## Exercise
Pull every line containing "ylabel" from the entries.

## Material for this task

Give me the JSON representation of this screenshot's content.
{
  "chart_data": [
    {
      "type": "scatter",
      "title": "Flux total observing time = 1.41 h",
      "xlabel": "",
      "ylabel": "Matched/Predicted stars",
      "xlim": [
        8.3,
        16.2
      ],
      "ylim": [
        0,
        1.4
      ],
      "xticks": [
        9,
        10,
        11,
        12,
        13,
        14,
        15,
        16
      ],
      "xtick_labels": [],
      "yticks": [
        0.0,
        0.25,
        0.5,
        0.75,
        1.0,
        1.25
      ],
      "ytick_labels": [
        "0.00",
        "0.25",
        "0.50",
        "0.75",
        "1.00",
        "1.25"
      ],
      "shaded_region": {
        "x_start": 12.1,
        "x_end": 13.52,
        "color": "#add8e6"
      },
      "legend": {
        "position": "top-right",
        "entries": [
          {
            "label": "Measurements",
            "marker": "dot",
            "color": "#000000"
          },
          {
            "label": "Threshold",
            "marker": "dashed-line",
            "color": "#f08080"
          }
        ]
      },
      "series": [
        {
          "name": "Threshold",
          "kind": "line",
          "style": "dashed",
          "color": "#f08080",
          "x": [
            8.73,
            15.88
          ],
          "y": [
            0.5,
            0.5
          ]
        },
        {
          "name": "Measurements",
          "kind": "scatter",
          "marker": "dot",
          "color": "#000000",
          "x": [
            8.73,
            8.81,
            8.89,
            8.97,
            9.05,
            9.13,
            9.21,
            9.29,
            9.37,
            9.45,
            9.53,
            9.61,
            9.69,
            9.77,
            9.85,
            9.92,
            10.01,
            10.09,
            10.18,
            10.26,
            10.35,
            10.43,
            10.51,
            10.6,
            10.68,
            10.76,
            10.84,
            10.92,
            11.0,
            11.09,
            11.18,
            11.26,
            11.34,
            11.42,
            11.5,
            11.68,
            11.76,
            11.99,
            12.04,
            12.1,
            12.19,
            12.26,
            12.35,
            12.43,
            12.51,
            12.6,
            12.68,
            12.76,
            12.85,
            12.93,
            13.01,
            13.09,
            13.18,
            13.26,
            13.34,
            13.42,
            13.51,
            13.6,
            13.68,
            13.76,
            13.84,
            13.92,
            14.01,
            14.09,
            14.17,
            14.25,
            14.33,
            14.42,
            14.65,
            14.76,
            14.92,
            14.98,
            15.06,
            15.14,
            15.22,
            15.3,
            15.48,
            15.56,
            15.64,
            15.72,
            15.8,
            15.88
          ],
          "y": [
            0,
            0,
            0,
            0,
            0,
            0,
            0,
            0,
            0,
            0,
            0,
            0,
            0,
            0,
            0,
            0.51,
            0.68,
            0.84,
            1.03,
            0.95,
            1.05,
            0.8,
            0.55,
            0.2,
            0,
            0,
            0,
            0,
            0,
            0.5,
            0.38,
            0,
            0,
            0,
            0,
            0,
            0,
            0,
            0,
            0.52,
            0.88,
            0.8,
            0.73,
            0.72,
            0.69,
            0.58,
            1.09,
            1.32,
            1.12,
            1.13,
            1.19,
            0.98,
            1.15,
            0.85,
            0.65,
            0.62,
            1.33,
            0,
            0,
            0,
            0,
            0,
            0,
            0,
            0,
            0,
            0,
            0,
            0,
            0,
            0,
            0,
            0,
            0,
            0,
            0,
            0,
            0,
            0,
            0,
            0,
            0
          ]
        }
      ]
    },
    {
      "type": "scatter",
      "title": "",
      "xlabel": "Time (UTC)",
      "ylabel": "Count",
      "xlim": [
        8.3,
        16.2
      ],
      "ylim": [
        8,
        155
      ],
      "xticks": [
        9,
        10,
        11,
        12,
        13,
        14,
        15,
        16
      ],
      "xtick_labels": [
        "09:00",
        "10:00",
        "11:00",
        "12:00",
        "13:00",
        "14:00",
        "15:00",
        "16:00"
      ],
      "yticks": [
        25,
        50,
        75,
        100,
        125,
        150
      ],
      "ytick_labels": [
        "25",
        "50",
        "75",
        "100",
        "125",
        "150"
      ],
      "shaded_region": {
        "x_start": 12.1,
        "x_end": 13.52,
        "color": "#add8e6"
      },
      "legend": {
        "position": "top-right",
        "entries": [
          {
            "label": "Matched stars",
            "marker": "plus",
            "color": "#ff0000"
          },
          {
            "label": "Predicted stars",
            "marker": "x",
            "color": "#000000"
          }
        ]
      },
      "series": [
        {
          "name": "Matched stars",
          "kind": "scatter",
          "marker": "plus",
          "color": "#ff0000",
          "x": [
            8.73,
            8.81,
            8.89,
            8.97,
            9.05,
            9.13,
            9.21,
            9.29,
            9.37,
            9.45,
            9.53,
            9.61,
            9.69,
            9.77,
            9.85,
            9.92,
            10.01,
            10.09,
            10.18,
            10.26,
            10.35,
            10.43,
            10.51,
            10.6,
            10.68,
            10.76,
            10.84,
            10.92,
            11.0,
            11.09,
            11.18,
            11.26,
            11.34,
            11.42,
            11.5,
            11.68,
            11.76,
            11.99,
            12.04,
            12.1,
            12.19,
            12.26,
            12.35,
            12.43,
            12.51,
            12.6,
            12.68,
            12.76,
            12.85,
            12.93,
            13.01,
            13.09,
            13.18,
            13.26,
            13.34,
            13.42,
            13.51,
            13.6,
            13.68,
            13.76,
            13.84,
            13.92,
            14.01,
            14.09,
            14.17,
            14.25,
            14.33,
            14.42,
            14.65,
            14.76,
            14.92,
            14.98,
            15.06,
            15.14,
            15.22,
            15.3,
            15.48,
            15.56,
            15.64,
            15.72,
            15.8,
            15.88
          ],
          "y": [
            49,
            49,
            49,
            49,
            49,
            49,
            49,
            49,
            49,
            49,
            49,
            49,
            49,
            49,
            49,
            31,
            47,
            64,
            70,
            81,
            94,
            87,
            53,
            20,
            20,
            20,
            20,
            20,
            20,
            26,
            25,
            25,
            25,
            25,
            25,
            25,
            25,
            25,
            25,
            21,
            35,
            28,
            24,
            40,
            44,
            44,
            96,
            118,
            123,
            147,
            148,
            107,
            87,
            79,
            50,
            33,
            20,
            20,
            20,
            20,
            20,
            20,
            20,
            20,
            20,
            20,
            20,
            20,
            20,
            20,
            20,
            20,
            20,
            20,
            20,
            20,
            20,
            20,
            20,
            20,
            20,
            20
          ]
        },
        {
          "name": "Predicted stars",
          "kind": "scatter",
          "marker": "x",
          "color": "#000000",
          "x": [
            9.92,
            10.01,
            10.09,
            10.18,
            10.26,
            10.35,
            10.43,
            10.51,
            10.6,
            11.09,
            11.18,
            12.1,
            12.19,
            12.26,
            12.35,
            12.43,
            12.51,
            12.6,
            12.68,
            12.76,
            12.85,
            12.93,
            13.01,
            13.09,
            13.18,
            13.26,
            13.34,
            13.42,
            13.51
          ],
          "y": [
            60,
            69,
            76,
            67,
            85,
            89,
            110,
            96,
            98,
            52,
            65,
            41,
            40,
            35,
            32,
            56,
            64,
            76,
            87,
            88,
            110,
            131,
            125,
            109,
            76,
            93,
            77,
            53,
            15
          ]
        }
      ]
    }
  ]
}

## Response to the exercise
      "ylabel": "Matched/Predicted stars",
      "ylabel": "Count",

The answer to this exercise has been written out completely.